_OBJECTIVE:_ Return each line holding the string "array".

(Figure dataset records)
=-=-=-=-=
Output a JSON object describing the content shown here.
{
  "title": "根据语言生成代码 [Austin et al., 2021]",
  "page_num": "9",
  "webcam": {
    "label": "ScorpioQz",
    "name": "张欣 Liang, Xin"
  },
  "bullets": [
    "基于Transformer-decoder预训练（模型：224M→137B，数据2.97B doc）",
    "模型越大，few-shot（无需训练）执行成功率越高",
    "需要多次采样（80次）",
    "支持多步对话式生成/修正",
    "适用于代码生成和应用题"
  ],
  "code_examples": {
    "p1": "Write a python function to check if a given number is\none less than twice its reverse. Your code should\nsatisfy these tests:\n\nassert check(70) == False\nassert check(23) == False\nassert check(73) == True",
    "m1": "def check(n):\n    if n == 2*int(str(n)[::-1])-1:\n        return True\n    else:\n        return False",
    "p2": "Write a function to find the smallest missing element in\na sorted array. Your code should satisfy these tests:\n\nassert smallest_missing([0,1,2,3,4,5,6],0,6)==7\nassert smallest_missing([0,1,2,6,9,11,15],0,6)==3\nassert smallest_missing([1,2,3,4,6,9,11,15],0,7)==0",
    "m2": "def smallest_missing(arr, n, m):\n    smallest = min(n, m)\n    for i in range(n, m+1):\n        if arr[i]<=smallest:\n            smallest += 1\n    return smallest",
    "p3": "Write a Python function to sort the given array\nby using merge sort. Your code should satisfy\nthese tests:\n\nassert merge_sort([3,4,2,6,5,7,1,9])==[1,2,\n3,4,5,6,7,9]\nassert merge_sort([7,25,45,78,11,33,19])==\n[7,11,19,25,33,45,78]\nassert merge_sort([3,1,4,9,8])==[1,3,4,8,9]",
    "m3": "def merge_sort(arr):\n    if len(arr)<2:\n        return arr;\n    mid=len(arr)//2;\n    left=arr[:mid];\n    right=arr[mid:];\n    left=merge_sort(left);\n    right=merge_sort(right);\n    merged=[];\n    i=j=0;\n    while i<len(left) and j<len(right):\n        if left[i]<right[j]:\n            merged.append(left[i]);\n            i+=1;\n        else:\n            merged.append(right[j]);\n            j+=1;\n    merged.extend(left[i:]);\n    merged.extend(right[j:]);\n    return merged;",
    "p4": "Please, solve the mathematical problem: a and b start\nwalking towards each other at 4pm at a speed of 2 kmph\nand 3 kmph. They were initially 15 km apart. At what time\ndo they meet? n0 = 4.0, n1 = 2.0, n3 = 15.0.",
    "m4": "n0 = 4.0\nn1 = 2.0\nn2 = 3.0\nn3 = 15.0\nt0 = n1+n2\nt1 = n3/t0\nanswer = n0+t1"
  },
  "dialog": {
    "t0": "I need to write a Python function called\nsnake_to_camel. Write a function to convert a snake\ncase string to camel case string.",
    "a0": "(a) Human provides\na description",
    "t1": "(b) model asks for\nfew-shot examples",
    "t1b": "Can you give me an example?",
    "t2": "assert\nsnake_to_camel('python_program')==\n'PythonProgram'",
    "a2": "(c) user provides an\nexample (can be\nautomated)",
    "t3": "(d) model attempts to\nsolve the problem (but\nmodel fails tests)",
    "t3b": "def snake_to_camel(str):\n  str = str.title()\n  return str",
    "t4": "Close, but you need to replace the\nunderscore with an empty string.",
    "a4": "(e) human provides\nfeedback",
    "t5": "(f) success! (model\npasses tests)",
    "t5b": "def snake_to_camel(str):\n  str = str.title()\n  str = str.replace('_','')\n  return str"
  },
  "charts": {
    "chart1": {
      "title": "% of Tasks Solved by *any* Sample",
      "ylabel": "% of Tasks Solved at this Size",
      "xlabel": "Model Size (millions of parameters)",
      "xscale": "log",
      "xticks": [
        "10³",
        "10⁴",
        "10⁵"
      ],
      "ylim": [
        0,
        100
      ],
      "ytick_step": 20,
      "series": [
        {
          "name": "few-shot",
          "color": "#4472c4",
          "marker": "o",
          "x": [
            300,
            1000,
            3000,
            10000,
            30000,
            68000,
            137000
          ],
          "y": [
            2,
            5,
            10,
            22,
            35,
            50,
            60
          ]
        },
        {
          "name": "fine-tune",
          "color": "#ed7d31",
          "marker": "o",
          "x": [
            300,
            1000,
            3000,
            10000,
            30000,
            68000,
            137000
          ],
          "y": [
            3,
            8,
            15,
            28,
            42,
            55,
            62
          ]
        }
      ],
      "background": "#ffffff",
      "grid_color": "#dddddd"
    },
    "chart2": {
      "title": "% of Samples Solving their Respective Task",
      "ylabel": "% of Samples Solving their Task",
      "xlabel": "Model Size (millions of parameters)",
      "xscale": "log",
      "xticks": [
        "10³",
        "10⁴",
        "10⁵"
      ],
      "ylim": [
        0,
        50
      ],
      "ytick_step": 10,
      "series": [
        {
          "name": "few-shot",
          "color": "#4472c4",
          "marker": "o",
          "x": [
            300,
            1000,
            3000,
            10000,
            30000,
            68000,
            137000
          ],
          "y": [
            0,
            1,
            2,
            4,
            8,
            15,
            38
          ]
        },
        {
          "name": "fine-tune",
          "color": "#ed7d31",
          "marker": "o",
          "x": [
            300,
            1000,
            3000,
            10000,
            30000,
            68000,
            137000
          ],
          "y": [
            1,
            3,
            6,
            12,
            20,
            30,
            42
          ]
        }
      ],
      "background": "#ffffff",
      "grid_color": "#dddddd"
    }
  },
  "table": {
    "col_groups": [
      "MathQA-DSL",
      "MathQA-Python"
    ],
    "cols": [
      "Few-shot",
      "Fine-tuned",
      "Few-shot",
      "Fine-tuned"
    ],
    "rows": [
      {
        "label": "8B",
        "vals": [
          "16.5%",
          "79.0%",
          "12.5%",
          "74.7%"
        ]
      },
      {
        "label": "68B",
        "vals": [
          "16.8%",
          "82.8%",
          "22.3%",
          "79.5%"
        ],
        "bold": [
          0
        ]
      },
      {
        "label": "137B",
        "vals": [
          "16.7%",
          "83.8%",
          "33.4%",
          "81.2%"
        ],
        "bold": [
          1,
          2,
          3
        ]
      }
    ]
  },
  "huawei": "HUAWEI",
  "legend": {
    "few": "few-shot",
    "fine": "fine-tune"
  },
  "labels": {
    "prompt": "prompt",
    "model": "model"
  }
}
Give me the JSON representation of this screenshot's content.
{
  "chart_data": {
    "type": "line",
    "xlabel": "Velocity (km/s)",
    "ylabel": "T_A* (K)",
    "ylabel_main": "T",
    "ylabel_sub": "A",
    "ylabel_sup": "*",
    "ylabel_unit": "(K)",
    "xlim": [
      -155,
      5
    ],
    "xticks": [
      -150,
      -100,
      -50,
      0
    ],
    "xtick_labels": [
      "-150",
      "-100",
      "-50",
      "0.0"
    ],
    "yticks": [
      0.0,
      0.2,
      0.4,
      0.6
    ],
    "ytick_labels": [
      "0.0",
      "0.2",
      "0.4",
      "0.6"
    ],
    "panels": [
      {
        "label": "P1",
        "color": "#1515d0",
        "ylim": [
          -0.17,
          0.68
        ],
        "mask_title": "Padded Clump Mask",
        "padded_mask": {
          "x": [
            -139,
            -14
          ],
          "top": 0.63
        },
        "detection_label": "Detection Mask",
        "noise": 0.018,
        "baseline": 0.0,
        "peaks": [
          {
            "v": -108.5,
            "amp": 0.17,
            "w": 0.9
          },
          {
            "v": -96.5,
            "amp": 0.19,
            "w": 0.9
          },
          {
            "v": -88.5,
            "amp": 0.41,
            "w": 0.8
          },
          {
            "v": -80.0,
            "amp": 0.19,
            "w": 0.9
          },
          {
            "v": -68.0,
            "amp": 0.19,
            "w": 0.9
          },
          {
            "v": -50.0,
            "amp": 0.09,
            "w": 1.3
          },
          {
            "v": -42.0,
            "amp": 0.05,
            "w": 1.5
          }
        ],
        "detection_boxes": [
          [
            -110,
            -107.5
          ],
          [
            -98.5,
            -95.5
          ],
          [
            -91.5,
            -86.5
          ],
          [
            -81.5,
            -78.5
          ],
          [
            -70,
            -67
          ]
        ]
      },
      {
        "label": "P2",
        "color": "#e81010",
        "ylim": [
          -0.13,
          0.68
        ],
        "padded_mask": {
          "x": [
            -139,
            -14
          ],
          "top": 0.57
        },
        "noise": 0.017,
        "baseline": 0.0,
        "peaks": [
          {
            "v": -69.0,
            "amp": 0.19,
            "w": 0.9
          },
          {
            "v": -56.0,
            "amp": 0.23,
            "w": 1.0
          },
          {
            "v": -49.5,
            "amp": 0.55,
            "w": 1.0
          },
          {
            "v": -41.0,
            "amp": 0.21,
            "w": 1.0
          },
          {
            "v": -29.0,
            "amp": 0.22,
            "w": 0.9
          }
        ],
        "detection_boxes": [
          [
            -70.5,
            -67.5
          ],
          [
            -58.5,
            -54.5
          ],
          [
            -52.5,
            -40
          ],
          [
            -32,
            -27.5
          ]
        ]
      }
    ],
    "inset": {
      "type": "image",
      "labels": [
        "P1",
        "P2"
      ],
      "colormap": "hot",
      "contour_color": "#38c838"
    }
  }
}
=-=-=-=-=
_EXPECTED OUTPUT:_
    "p2": "Write a function to find the smallest missing element in\na sorted array. Your code should satisfy these tests:\n\nassert smallest_missing([0,1,2,3,4,5,6],0,6)==7\nassert smallest_missing([0,1,2,6,9,11,15],0,6)==3\nassert smallest_missing([1,2,3,4,6,9,11,15],0,7)==0",
    "p3": "Write a Python function to sort the given array\nby using merge sort. Your code should satisfy\nthese tests:\n\nassert merge_sort([3,4,2,6,5,7,1,9])==[1,2,\n3,4,5,6,7,9]\nassert merge_sort([7,25,45,78,11,33,19])==\n[7,11,19,25,33,45,78]\nassert merge_sort([3,1,4,9,8])==[1,3,4,8,9]",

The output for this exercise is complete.